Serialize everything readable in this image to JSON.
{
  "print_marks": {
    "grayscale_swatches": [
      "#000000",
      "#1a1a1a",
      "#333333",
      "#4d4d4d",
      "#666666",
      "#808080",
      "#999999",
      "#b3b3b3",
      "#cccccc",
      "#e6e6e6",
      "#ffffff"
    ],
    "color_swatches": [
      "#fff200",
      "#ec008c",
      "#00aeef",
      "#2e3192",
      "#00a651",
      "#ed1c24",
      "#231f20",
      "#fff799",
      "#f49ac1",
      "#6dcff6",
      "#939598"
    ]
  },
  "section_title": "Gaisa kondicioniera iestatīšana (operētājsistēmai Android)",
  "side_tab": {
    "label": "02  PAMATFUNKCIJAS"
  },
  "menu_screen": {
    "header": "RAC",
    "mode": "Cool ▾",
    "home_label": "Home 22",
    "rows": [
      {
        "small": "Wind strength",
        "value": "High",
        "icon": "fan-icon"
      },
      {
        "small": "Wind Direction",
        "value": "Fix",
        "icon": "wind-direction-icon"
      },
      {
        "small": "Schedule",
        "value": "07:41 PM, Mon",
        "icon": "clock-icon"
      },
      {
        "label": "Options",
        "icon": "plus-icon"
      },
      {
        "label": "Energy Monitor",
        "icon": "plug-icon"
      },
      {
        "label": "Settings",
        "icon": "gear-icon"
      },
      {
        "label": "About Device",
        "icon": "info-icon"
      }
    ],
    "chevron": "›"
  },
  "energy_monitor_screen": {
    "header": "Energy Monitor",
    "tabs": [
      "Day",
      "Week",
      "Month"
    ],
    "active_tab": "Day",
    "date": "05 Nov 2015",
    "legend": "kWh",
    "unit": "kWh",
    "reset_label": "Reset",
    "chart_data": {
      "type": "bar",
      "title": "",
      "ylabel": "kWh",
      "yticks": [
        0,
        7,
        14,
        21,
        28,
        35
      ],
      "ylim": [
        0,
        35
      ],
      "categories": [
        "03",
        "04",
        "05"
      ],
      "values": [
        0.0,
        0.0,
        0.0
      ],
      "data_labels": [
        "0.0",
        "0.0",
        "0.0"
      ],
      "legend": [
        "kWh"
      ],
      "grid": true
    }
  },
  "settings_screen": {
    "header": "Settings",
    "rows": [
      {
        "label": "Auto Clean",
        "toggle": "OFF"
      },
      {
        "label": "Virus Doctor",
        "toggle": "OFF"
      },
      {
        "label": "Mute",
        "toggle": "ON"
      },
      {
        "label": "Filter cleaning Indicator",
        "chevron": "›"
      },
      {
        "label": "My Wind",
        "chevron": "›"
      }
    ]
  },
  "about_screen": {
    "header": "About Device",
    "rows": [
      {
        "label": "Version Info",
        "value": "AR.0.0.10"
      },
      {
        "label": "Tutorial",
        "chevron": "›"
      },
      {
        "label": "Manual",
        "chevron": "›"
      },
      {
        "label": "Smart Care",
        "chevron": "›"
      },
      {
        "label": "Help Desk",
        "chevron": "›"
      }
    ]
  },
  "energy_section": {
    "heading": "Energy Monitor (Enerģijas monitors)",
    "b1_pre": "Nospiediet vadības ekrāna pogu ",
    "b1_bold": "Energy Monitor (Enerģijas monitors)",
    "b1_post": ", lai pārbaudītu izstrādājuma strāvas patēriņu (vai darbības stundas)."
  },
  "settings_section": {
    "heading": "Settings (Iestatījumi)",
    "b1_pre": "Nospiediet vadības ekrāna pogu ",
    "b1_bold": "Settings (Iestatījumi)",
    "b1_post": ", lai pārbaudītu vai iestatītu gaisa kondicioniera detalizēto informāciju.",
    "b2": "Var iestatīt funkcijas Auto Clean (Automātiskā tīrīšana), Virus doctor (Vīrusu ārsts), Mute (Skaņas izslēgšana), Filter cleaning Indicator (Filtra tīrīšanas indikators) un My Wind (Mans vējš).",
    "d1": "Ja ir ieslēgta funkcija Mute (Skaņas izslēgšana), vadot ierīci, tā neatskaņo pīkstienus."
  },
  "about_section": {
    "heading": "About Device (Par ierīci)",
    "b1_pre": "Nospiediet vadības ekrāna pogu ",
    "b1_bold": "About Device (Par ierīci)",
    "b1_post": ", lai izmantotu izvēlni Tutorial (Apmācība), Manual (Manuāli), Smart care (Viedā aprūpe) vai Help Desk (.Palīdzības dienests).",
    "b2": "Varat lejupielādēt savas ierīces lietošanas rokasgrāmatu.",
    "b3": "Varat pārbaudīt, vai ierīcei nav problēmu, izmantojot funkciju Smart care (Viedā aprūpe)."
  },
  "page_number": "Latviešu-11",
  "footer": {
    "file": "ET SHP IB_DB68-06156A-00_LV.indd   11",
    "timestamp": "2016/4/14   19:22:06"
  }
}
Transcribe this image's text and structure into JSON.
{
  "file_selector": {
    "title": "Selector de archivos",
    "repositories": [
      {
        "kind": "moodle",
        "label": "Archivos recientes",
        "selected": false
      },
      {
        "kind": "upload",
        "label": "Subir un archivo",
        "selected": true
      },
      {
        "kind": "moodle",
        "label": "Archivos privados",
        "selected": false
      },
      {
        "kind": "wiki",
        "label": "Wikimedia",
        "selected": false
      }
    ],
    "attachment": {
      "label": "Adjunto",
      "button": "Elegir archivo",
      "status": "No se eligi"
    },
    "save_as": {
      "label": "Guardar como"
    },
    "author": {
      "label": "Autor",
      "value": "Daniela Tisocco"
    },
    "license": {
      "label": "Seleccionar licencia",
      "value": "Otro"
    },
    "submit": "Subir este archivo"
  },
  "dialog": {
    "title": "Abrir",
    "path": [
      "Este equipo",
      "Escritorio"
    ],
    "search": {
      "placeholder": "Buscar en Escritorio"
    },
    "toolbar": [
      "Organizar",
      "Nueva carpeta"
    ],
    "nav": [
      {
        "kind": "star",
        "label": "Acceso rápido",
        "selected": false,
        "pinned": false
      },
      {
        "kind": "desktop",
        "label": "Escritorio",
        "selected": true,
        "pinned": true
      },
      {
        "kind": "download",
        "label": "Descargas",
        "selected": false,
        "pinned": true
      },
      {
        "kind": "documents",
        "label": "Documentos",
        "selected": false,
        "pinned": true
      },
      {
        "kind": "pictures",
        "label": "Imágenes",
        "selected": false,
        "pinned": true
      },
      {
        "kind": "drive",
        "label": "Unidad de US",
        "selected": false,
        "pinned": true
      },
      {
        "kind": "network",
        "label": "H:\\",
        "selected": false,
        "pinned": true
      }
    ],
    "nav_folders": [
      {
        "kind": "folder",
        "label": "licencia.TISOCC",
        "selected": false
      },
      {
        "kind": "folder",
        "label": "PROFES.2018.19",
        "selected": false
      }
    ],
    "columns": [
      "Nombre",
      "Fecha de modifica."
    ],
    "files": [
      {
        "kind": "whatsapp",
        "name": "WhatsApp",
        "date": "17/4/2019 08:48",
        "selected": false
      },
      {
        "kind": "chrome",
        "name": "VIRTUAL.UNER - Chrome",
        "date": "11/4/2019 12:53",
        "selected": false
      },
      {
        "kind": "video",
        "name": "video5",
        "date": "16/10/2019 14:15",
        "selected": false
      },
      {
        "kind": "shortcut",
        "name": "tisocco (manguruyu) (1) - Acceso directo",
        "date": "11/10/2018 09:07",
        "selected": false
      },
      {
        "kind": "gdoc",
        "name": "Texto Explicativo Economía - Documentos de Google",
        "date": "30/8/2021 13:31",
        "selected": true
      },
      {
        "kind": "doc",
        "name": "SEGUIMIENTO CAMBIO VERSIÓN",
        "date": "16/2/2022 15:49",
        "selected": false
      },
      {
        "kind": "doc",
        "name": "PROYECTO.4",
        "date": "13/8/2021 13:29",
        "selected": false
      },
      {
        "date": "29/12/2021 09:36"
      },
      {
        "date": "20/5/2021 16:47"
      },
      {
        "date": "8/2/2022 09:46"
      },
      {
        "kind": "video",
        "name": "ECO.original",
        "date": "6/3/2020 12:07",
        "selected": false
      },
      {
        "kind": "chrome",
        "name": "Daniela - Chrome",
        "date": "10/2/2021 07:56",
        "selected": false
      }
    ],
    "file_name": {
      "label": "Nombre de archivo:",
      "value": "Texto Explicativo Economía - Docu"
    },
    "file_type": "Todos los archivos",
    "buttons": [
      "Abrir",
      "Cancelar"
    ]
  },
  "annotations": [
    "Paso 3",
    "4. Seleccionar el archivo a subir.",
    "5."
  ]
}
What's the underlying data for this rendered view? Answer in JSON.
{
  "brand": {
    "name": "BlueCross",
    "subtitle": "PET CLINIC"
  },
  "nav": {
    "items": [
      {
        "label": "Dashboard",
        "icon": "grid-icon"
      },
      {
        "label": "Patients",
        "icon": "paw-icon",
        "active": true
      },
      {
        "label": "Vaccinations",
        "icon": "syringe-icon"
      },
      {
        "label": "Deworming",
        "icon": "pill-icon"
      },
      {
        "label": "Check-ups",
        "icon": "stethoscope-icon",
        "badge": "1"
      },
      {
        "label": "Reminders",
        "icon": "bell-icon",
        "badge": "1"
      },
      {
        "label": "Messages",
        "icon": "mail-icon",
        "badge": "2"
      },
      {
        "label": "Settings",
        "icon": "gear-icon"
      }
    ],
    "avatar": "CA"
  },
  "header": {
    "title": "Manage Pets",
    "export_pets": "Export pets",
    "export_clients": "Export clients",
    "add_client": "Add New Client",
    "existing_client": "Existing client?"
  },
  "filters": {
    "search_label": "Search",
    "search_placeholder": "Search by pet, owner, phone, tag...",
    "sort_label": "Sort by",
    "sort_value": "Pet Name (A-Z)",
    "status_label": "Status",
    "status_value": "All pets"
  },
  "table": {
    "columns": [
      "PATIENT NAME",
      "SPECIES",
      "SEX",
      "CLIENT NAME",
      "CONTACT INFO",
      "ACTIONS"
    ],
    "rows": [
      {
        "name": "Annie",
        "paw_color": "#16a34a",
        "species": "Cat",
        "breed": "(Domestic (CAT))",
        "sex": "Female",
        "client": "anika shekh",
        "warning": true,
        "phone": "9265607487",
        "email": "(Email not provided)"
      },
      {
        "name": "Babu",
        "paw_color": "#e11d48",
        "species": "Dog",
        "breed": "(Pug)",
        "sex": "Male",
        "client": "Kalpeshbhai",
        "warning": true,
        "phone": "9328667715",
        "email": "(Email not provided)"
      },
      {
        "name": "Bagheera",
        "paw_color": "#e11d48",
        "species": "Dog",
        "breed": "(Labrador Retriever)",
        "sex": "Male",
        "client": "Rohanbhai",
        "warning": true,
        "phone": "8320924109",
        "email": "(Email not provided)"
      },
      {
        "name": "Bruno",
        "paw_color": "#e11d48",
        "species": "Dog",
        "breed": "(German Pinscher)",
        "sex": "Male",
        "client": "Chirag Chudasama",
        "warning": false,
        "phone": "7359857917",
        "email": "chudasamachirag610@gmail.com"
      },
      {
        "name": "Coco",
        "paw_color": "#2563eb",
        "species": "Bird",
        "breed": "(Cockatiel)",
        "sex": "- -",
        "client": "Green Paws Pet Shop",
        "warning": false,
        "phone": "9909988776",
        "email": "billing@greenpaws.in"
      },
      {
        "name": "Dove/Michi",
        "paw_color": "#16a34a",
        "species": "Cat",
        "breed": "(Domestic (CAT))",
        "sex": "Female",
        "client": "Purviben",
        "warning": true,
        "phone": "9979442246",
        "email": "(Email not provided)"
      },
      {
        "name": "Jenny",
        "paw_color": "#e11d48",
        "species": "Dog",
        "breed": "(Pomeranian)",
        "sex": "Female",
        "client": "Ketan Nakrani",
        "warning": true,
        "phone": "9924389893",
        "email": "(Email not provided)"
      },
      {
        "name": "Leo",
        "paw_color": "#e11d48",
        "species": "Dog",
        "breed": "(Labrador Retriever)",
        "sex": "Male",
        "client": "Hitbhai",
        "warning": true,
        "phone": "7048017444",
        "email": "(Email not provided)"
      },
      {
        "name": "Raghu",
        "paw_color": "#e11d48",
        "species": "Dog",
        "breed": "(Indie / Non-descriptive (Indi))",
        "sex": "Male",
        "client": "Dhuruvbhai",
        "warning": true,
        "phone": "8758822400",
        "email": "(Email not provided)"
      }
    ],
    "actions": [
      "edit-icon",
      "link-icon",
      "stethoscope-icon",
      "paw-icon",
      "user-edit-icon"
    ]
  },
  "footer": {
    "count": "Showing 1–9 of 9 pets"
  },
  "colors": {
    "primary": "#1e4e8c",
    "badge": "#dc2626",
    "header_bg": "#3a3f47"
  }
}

# # # # # # #

- Your goal -
Could you work out how many lines of the data above contain the word "kondicioniera"? Give only the number.

- Answer space -
2